((
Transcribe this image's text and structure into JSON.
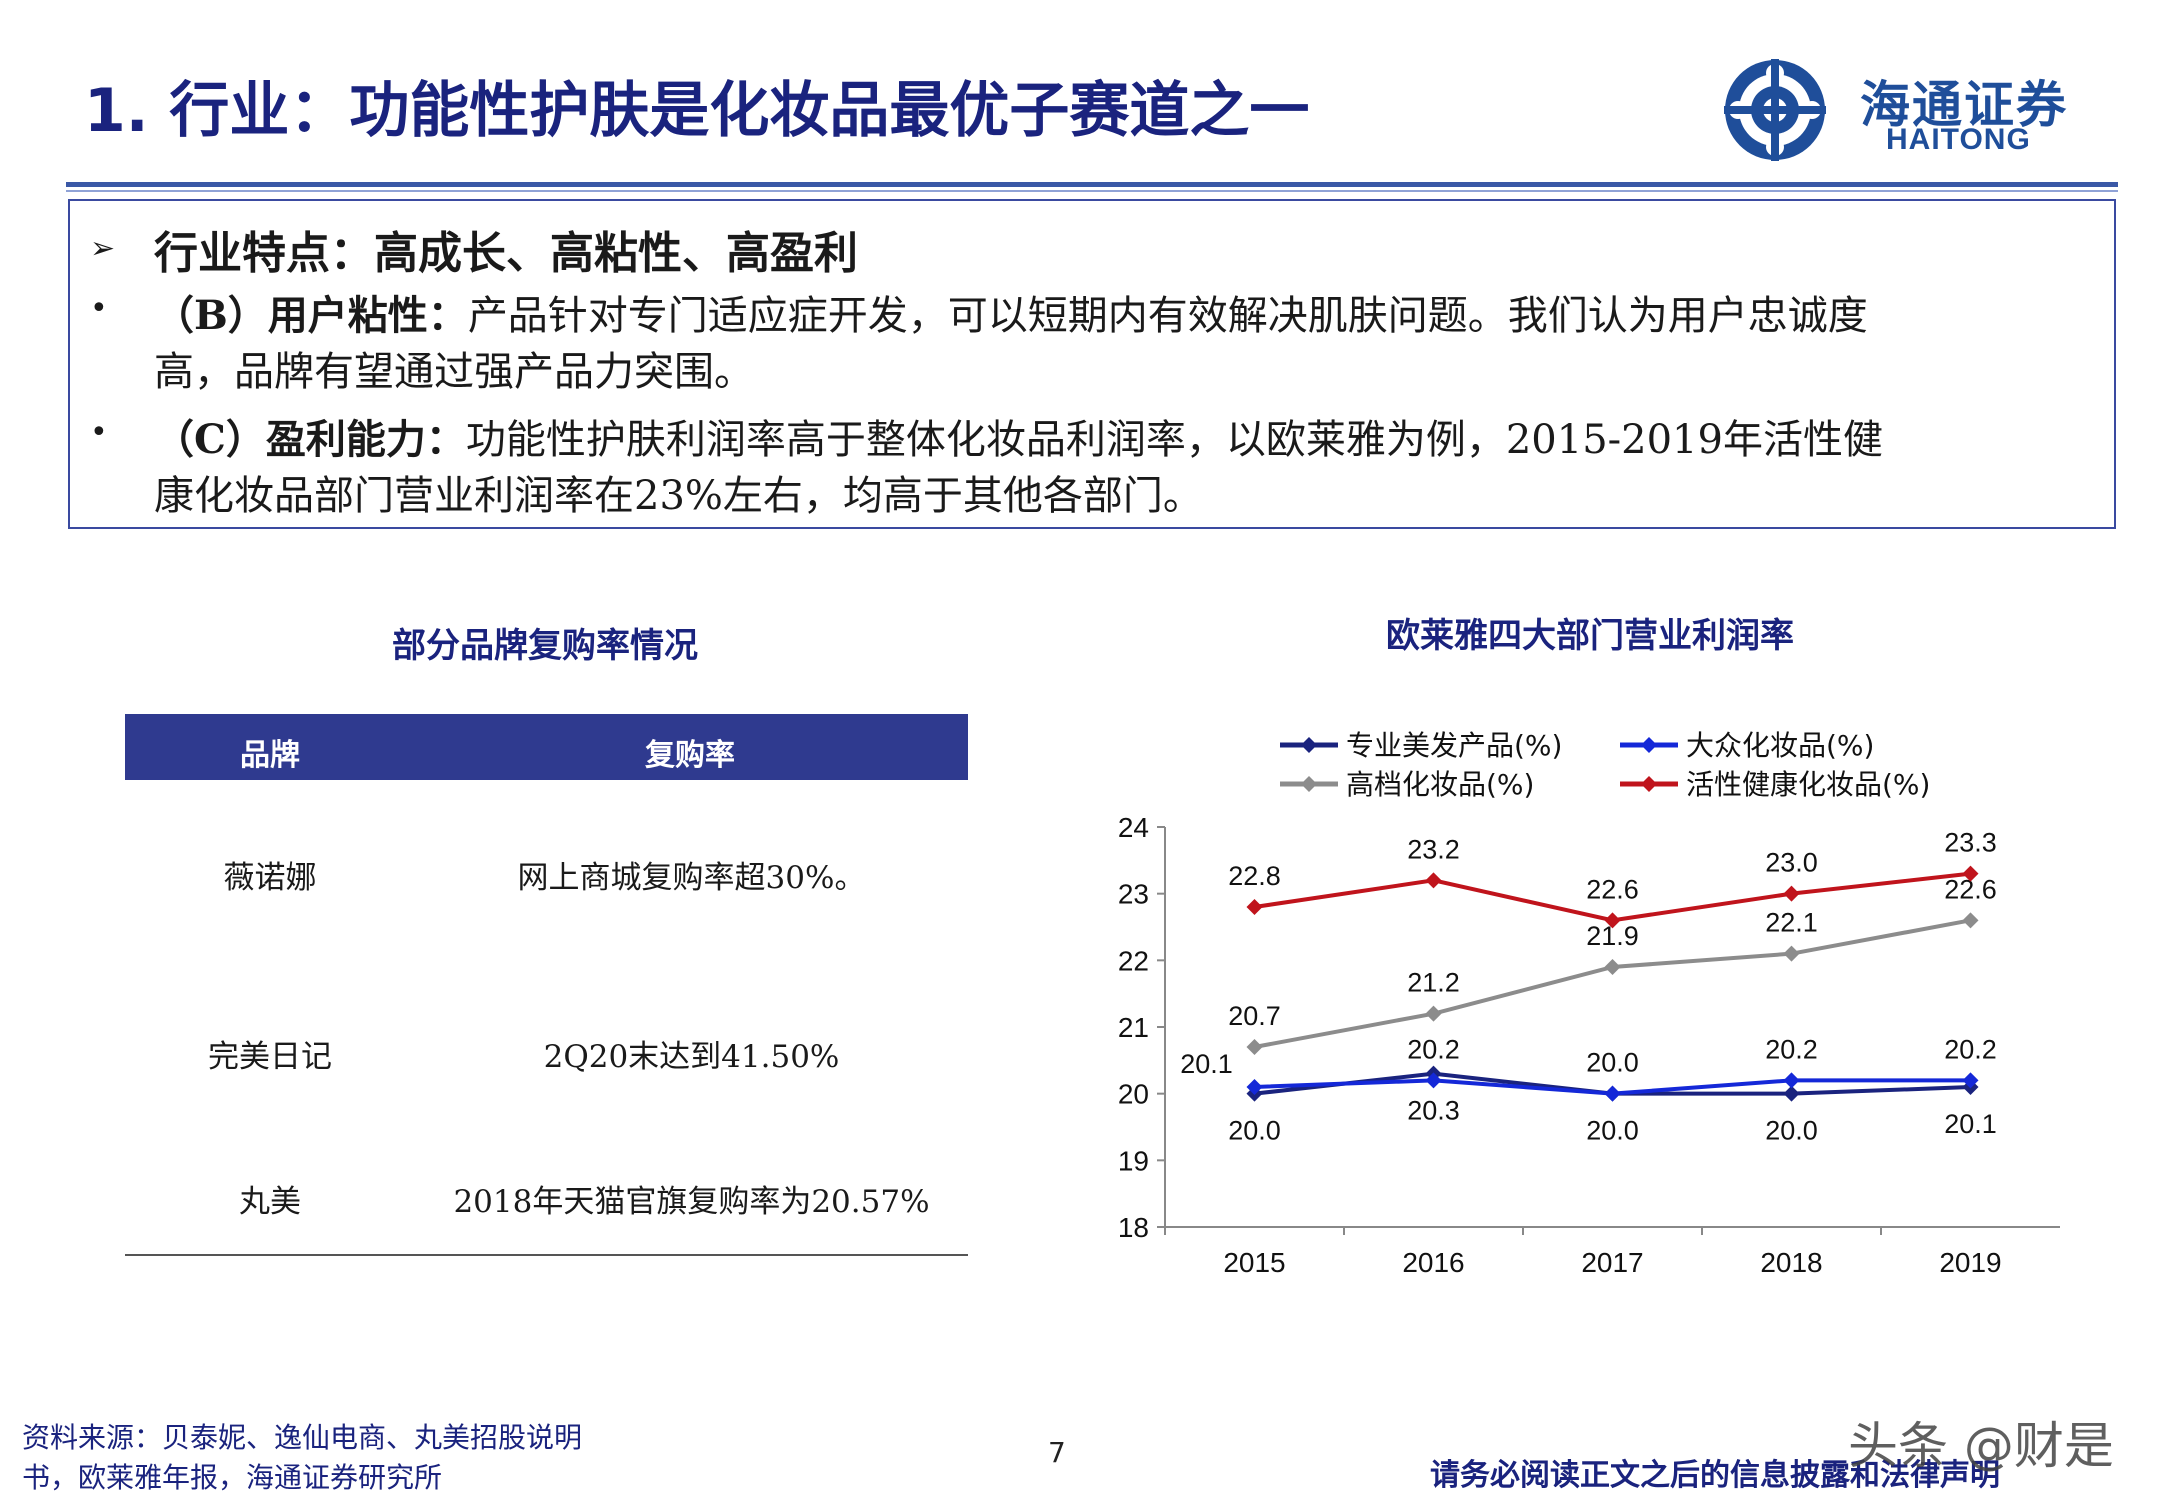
{
  "header": {
    "title": "1. 行业：功能性护肤是化妆品最优子赛道之一",
    "logo_cn": "海通证券",
    "logo_en": "HAITONG"
  },
  "summary": {
    "heading": "行业特点：高成长、高粘性、高盈利",
    "points": [
      {
        "label": "（B）用户粘性：",
        "line1": "产品针对专门适应症开发，可以短期内有效解决肌肤问题。我们认为用户忠诚度",
        "line2": "高，品牌有望通过强产品力突围。"
      },
      {
        "label": "（C）盈利能力：",
        "line1": "功能性护肤利润率高于整体化妆品利润率，以欧莱雅为例，2015-2019年活性健",
        "line2": "康化妆品部门营业利润率在23%左右，均高于其他各部门。"
      }
    ]
  },
  "repurchase_table": {
    "title": "部分品牌复购率情况",
    "headers": [
      "品牌",
      "复购率"
    ],
    "rows": [
      {
        "brand": "薇诺娜",
        "rate": "网上商城复购率超30%。"
      },
      {
        "brand": "完美日记",
        "rate": "2Q20末达到41.50%"
      },
      {
        "brand": "丸美",
        "rate": "2018年天猫官旗复购率为20.57%"
      }
    ]
  },
  "chart_data": {
    "type": "line",
    "title": "欧莱雅四大部门营业利润率",
    "categories": [
      "2015",
      "2016",
      "2017",
      "2018",
      "2019"
    ],
    "ylim": [
      18,
      24
    ],
    "yticks": [
      "18",
      "19",
      "20",
      "21",
      "22",
      "23",
      "24"
    ],
    "series": [
      {
        "name": "专业美发产品(%)",
        "color": "#1a237e",
        "values": [
          20.0,
          20.3,
          20.0,
          20.0,
          20.1
        ],
        "labels": [
          "20.0",
          "20.3",
          "20.0",
          "20.0",
          "20.1"
        ],
        "label_pos": "below"
      },
      {
        "name": "大众化妆品(%)",
        "color": "#1428d8",
        "values": [
          20.1,
          20.2,
          20.0,
          20.2,
          20.2
        ],
        "labels": [
          "20.1",
          "20.2",
          "20.0",
          "20.2",
          "20.2"
        ],
        "label_pos": "above"
      },
      {
        "name": "高档化妆品(%)",
        "color": "#8c8c8c",
        "values": [
          20.7,
          21.2,
          21.9,
          22.1,
          22.6
        ],
        "labels": [
          "20.7",
          "21.2",
          "21.9",
          "22.1",
          "22.6"
        ],
        "label_pos": "above"
      },
      {
        "name": "活性健康化妆品(%)",
        "color": "#c0141c",
        "values": [
          22.8,
          23.2,
          22.6,
          23.0,
          23.3
        ],
        "labels": [
          "22.8",
          "23.2",
          "22.6",
          "23.0",
          "23.3"
        ],
        "label_pos": "above"
      }
    ]
  },
  "footer": {
    "source_line1": "资料来源：贝泰妮、逸仙电商、丸美招股说明",
    "source_line2": "书，欧莱雅年报，海通证券研究所",
    "page_number": "7",
    "disclaimer": "请务必阅读正文之后的信息披露和法律声明",
    "watermark": "头条 @财是"
  },
  "colors": {
    "title_blue": "#1a237e",
    "table_header": "#2f3a8f",
    "rule": "#3a58a6"
  }
}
))
**Exercise details**: Images in the data above are to be skipped. Retype all other material exactly.

**Output for this exercise**:
Transcribe this image's text and structure into JSON.
{
  "header": {
    "title": "1. 行业：功能性护肤是化妆品最优子赛道之一",
    "logo_cn": "海通证券",
    "logo_en": "HAITONG"
  },
  "summary": {
    "heading": "行业特点：高成长、高粘性、高盈利",
    "points": [
      {
        "label": "（B）用户粘性：",
        "line1": "产品针对专门适应症开发，可以短期内有效解决肌肤问题。我们认为用户忠诚度",
        "line2": "高，品牌有望通过强产品力突围。"
      },
      {
        "label": "（C）盈利能力：",
        "line1": "功能性护肤利润率高于整体化妆品利润率，以欧莱雅为例，2015-2019年活性健",
        "line2": "康化妆品部门营业利润率在23%左右，均高于其他各部门。"
      }
    ]
  },
  "repurchase_table": {
    "title": "部分品牌复购率情况",
    "headers": [
      "品牌",
      "复购率"
    ],
    "rows": [
      {
        "brand": "薇诺娜",
        "rate": "网上商城复购率超30%。"
      },
      {
        "brand": "完美日记",
        "rate": "2Q20末达到41.50%"
      },
      {
        "brand": "丸美",
        "rate": "2018年天猫官旗复购率为20.57%"
      }
    ]
  },
  "chart_data": {
    "type": "line",
    "title": "欧莱雅四大部门营业利润率",
    "categories": [
      "2015",
      "2016",
      "2017",
      "2018",
      "2019"
    ],
    "ylim": [
      18,
      24
    ],
    "yticks": [
      "18",
      "19",
      "20",
      "21",
      "22",
      "23",
      "24"
    ],
    "series": [
      {
        "name": "专业美发产品(%)",
        "color": "#1a237e",
        "values": [
          20.0,
          20.3,
          20.0,
          20.0,
          20.1
        ],
        "labels": [
          "20.0",
          "20.3",
          "20.0",
          "20.0",
          "20.1"
        ],
        "label_pos": "below"
      },
      {
        "name": "大众化妆品(%)",
        "color": "#1428d8",
        "values": [
          20.1,
          20.2,
          20.0,
          20.2,
          20.2
        ],
        "labels": [
          "20.1",
          "20.2",
          "20.0",
          "20.2",
          "20.2"
        ],
        "label_pos": "above"
      },
      {
        "name": "高档化妆品(%)",
        "color": "#8c8c8c",
        "values": [
          20.7,
          21.2,
          21.9,
          22.1,
          22.6
        ],
        "labels": [
          "20.7",
          "21.2",
          "21.9",
          "22.1",
          "22.6"
        ],
        "label_pos": "above"
      },
      {
        "name": "活性健康化妆品(%)",
        "color": "#c0141c",
        "values": [
          22.8,
          23.2,
          22.6,
          23.0,
          23.3
        ],
        "labels": [
          "22.8",
          "23.2",
          "22.6",
          "23.0",
          "23.3"
        ],
        "label_pos": "above"
      }
    ]
  },
  "footer": {
    "source_line1": "资料来源：贝泰妮、逸仙电商、丸美招股说明",
    "source_line2": "书，欧莱雅年报，海通证券研究所",
    "page_number": "7",
    "disclaimer": "请务必阅读正文之后的信息披露和法律声明",
    "watermark": "头条 @财是"
  },
  "colors": {
    "title_blue": "#1a237e",
    "table_header": "#2f3a8f",
    "rule": "#3a58a6"
  }
}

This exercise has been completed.